> STATED PROBLEM
Write the data out again exactly, dropping any images it holds.

> RECORDS PROVIDED
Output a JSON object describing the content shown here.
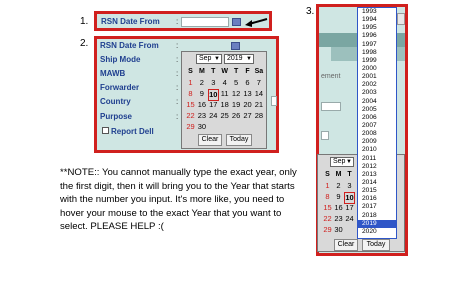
{
  "steps": {
    "one": "1.",
    "two": "2.",
    "three": "3."
  },
  "box1": {
    "label": "RSN Date From",
    "colon": ":"
  },
  "box2": {
    "fields": [
      {
        "label": "RSN Date From",
        "colon": ":"
      },
      {
        "label": "Ship Mode",
        "colon": ":"
      },
      {
        "label": "MAWB",
        "colon": ":"
      },
      {
        "label": "Forwarder",
        "colon": ":"
      },
      {
        "label": "Country",
        "colon": ":"
      },
      {
        "label": "Purpose",
        "colon": ":"
      }
    ],
    "report": "Report Dell"
  },
  "calendar": {
    "month": "Sep",
    "year": "2019",
    "days": [
      "S",
      "M",
      "T",
      "W",
      "T",
      "F",
      "Sa"
    ],
    "rows": [
      [
        "1",
        "2",
        "3",
        "4",
        "5",
        "6",
        "7"
      ],
      [
        "8",
        "9",
        "10",
        "11",
        "12",
        "13",
        "14"
      ],
      [
        "15",
        "16",
        "17",
        "18",
        "19",
        "20",
        "21"
      ],
      [
        "22",
        "23",
        "24",
        "25",
        "26",
        "27",
        "28"
      ],
      [
        "29",
        "30",
        "",
        "",
        "",
        "",
        ""
      ]
    ],
    "clear": "Clear",
    "today": "Today"
  },
  "panel3": {
    "years": [
      "1993",
      "1994",
      "1995",
      "1996",
      "1997",
      "1998",
      "1999",
      "2000",
      "2001",
      "2002",
      "2003",
      "2004",
      "2005",
      "2006",
      "2007",
      "2008",
      "2009",
      "2010",
      "2011",
      "2012",
      "2013",
      "2014",
      "2015",
      "2016",
      "2017",
      "2018",
      "2019",
      "2020"
    ],
    "selected_year": "2019",
    "partial_text": "ement",
    "month": "Sep",
    "day_headers": [
      "S",
      "M",
      "T",
      "W"
    ],
    "visible_rows": [
      [
        "1",
        "2",
        "3",
        ""
      ],
      [
        "8",
        "9",
        "10",
        ""
      ],
      [
        "15",
        "16",
        "17",
        ""
      ],
      [
        "22",
        "23",
        "24",
        ""
      ],
      [
        "29",
        "30",
        "",
        ""
      ]
    ],
    "clear": "Clear",
    "today": "Today"
  },
  "note": "**NOTE:: You cannot manually type the exact year, only the first digit, then it will bring you to the Year that starts with the number you input. It's more like, you need to hover your mouse to the exact Year that you want to select. PLEASE HELP :("
}
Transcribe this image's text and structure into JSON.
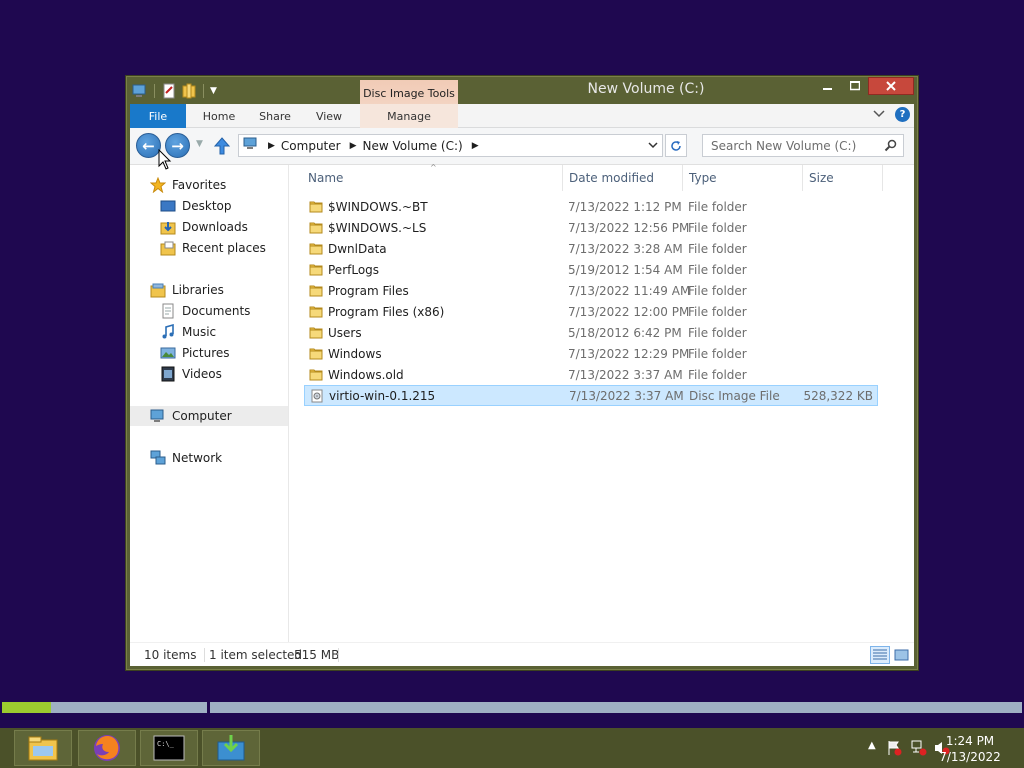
{
  "window": {
    "title": "New Volume (C:)",
    "context_tab_group": "Disc Image Tools",
    "minimize_icon": "minimize-icon",
    "maximize_icon": "maximize-icon",
    "close_icon": "close-icon"
  },
  "ribbon": {
    "tabs": [
      {
        "label": "File",
        "active": true
      },
      {
        "label": "Home"
      },
      {
        "label": "Share"
      },
      {
        "label": "View"
      },
      {
        "label": "Manage"
      }
    ],
    "accent": "#1979ca"
  },
  "address_bar": {
    "segments": [
      "Computer",
      "New Volume (C:)"
    ],
    "search_placeholder": "Search New Volume (C:)"
  },
  "navigation_pane": {
    "favorites": {
      "label": "Favorites",
      "items": [
        "Desktop",
        "Downloads",
        "Recent places"
      ]
    },
    "libraries": {
      "label": "Libraries",
      "items": [
        "Documents",
        "Music",
        "Pictures",
        "Videos"
      ]
    },
    "computer": "Computer",
    "network": "Network"
  },
  "file_list": {
    "columns": [
      "Name",
      "Date modified",
      "Type",
      "Size"
    ],
    "rows": [
      {
        "name": "$WINDOWS.~BT",
        "date": "7/13/2022 1:12 PM",
        "type": "File folder",
        "size": "",
        "icon": "folder-icon"
      },
      {
        "name": "$WINDOWS.~LS",
        "date": "7/13/2022 12:56 PM",
        "type": "File folder",
        "size": "",
        "icon": "folder-icon"
      },
      {
        "name": "DwnlData",
        "date": "7/13/2022 3:28 AM",
        "type": "File folder",
        "size": "",
        "icon": "folder-icon"
      },
      {
        "name": "PerfLogs",
        "date": "5/19/2012 1:54 AM",
        "type": "File folder",
        "size": "",
        "icon": "folder-icon"
      },
      {
        "name": "Program Files",
        "date": "7/13/2022 11:49 AM",
        "type": "File folder",
        "size": "",
        "icon": "folder-icon"
      },
      {
        "name": "Program Files (x86)",
        "date": "7/13/2022 12:00 PM",
        "type": "File folder",
        "size": "",
        "icon": "folder-icon"
      },
      {
        "name": "Users",
        "date": "5/18/2012 6:42 PM",
        "type": "File folder",
        "size": "",
        "icon": "folder-icon"
      },
      {
        "name": "Windows",
        "date": "7/13/2022 12:29 PM",
        "type": "File folder",
        "size": "",
        "icon": "folder-icon"
      },
      {
        "name": "Windows.old",
        "date": "7/13/2022 3:37 AM",
        "type": "File folder",
        "size": "",
        "icon": "folder-icon"
      },
      {
        "name": "virtio-win-0.1.215",
        "date": "7/13/2022 3:37 AM",
        "type": "Disc Image File",
        "size": "528,322 KB",
        "icon": "disc-image-icon",
        "selected": true
      }
    ]
  },
  "status_bar": {
    "item_count": "10 items",
    "selection": "1 item selected",
    "selection_size": "515 MB"
  },
  "progress": {
    "first_bar_fraction": 0.24
  },
  "taskbar": {
    "apps": [
      "file-explorer-icon",
      "firefox-icon",
      "command-prompt-icon",
      "installer-icon"
    ],
    "clock_time": "1:24 PM",
    "clock_date": "7/13/2022"
  },
  "colors": {
    "desktop": "#1f0850",
    "window_frame": "#5a6134",
    "selection": "#cce8ff",
    "close_button": "#c7483c"
  }
}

> COMPLETED TASK
Output a JSON object describing the content shown here.
{
  "steps": {
    "one": "1.",
    "two": "2.",
    "three": "3."
  },
  "box1": {
    "label": "RSN Date From",
    "colon": ":"
  },
  "box2": {
    "fields": [
      {
        "label": "RSN Date From",
        "colon": ":"
      },
      {
        "label": "Ship Mode",
        "colon": ":"
      },
      {
        "label": "MAWB",
        "colon": ":"
      },
      {
        "label": "Forwarder",
        "colon": ":"
      },
      {
        "label": "Country",
        "colon": ":"
      },
      {
        "label": "Purpose",
        "colon": ":"
      }
    ],
    "report": "Report Dell"
  },
  "calendar": {
    "month": "Sep",
    "year": "2019",
    "days": [
      "S",
      "M",
      "T",
      "W",
      "T",
      "F",
      "Sa"
    ],
    "rows": [
      [
        "1",
        "2",
        "3",
        "4",
        "5",
        "6",
        "7"
      ],
      [
        "8",
        "9",
        "10",
        "11",
        "12",
        "13",
        "14"
      ],
      [
        "15",
        "16",
        "17",
        "18",
        "19",
        "20",
        "21"
      ],
      [
        "22",
        "23",
        "24",
        "25",
        "26",
        "27",
        "28"
      ],
      [
        "29",
        "30",
        "",
        "",
        "",
        "",
        ""
      ]
    ],
    "clear": "Clear",
    "today": "Today"
  },
  "panel3": {
    "years": [
      "1993",
      "1994",
      "1995",
      "1996",
      "1997",
      "1998",
      "1999",
      "2000",
      "2001",
      "2002",
      "2003",
      "2004",
      "2005",
      "2006",
      "2007",
      "2008",
      "2009",
      "2010",
      "2011",
      "2012",
      "2013",
      "2014",
      "2015",
      "2016",
      "2017",
      "2018",
      "2019",
      "2020"
    ],
    "selected_year": "2019",
    "partial_text": "ement",
    "month": "Sep",
    "day_headers": [
      "S",
      "M",
      "T",
      "W"
    ],
    "visible_rows": [
      [
        "1",
        "2",
        "3",
        ""
      ],
      [
        "8",
        "9",
        "10",
        ""
      ],
      [
        "15",
        "16",
        "17",
        ""
      ],
      [
        "22",
        "23",
        "24",
        ""
      ],
      [
        "29",
        "30",
        "",
        ""
      ]
    ],
    "clear": "Clear",
    "today": "Today"
  },
  "note": "**NOTE:: You cannot manually type the exact year, only the first digit, then it will bring you to the Year that starts with the number you input. It's more like, you need to hover your mouse to the exact Year that you want to select. PLEASE HELP :("
}
Transcribe this image's text and structure into JSON.
{
  "window": {
    "title": "New Volume (C:)",
    "context_tab_group": "Disc Image Tools",
    "minimize_icon": "minimize-icon",
    "maximize_icon": "maximize-icon",
    "close_icon": "close-icon"
  },
  "ribbon": {
    "tabs": [
      {
        "label": "File",
        "active": true
      },
      {
        "label": "Home"
      },
      {
        "label": "Share"
      },
      {
        "label": "View"
      },
      {
        "label": "Manage"
      }
    ],
    "accent": "#1979ca"
  },
  "address_bar": {
    "segments": [
      "Computer",
      "New Volume (C:)"
    ],
    "search_placeholder": "Search New Volume (C:)"
  },
  "navigation_pane": {
    "favorites": {
      "label": "Favorites",
      "items": [
        "Desktop",
        "Downloads",
        "Recent places"
      ]
    },
    "libraries": {
      "label": "Libraries",
      "items": [
        "Documents",
        "Music",
        "Pictures",
        "Videos"
      ]
    },
    "computer": "Computer",
    "network": "Network"
  },
  "file_list": {
    "columns": [
      "Name",
      "Date modified",
      "Type",
      "Size"
    ],
    "rows": [
      {
        "name": "$WINDOWS.~BT",
        "date": "7/13/2022 1:12 PM",
        "type": "File folder",
        "size": "",
        "icon": "folder-icon"
      },
      {
        "name": "$WINDOWS.~LS",
        "date": "7/13/2022 12:56 PM",
        "type": "File folder",
        "size": "",
        "icon": "folder-icon"
      },
      {
        "name": "DwnlData",
        "date": "7/13/2022 3:28 AM",
        "type": "File folder",
        "size": "",
        "icon": "folder-icon"
      },
      {
        "name": "PerfLogs",
        "date": "5/19/2012 1:54 AM",
        "type": "File folder",
        "size": "",
        "icon": "folder-icon"
      },
      {
        "name": "Program Files",
        "date": "7/13/2022 11:49 AM",
        "type": "File folder",
        "size": "",
        "icon": "folder-icon"
      },
      {
        "name": "Program Files (x86)",
        "date": "7/13/2022 12:00 PM",
        "type": "File folder",
        "size": "",
        "icon": "folder-icon"
      },
      {
        "name": "Users",
        "date": "5/18/2012 6:42 PM",
        "type": "File folder",
        "size": "",
        "icon": "folder-icon"
      },
      {
        "name": "Windows",
        "date": "7/13/2022 12:29 PM",
        "type": "File folder",
        "size": "",
        "icon": "folder-icon"
      },
      {
        "name": "Windows.old",
        "date": "7/13/2022 3:37 AM",
        "type": "File folder",
        "size": "",
        "icon": "folder-icon"
      },
      {
        "name": "virtio-win-0.1.215",
        "date": "7/13/2022 3:37 AM",
        "type": "Disc Image File",
        "size": "528,322 KB",
        "icon": "disc-image-icon",
        "selected": true
      }
    ]
  },
  "status_bar": {
    "item_count": "10 items",
    "selection": "1 item selected",
    "selection_size": "515 MB"
  },
  "progress": {
    "first_bar_fraction": 0.24
  },
  "taskbar": {
    "apps": [
      "file-explorer-icon",
      "firefox-icon",
      "command-prompt-icon",
      "installer-icon"
    ],
    "clock_time": "1:24 PM",
    "clock_date": "7/13/2022"
  },
  "colors": {
    "desktop": "#1f0850",
    "window_frame": "#5a6134",
    "selection": "#cce8ff",
    "close_button": "#c7483c"
  }
}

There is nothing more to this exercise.